Start INFORMATION SUPPLIED
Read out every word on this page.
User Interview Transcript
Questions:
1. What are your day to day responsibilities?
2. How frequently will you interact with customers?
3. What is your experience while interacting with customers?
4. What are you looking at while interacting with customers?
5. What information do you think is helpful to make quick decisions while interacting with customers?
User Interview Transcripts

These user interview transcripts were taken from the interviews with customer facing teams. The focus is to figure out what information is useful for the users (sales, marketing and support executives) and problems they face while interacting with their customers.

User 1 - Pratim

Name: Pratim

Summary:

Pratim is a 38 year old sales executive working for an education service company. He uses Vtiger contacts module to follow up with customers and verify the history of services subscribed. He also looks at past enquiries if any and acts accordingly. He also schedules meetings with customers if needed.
End INFORMATION SUPPLIED
WHAT TO PRODUCE:
Retype all of the entries precisely as they are.

TASK RESPONSE:
Read out every word on this page.
User Interview Transcript
Questions:
1. What are your day to day responsibilities?
2. How frequently will you interact with customers?
3. What is your experience while interacting with customers?
4. What are you looking at while interacting with customers?
5. What information do you think is helpful to make quick decisions while interacting with customers?
User Interview Transcripts

These user interview transcripts were taken from the interviews with customer facing teams. The focus is to figure out what information is useful for the users (sales, marketing and support executives) and problems they face while interacting with their customers.

User 1 - Pratim

Name: Pratim

Summary:

Pratim is a 38 year old sales executive working for an education service company. He uses Vtiger contacts module to follow up with customers and verify the history of services subscribed. He also looks at past enquiries if any and acts accordingly. He also schedules meetings with customers if needed.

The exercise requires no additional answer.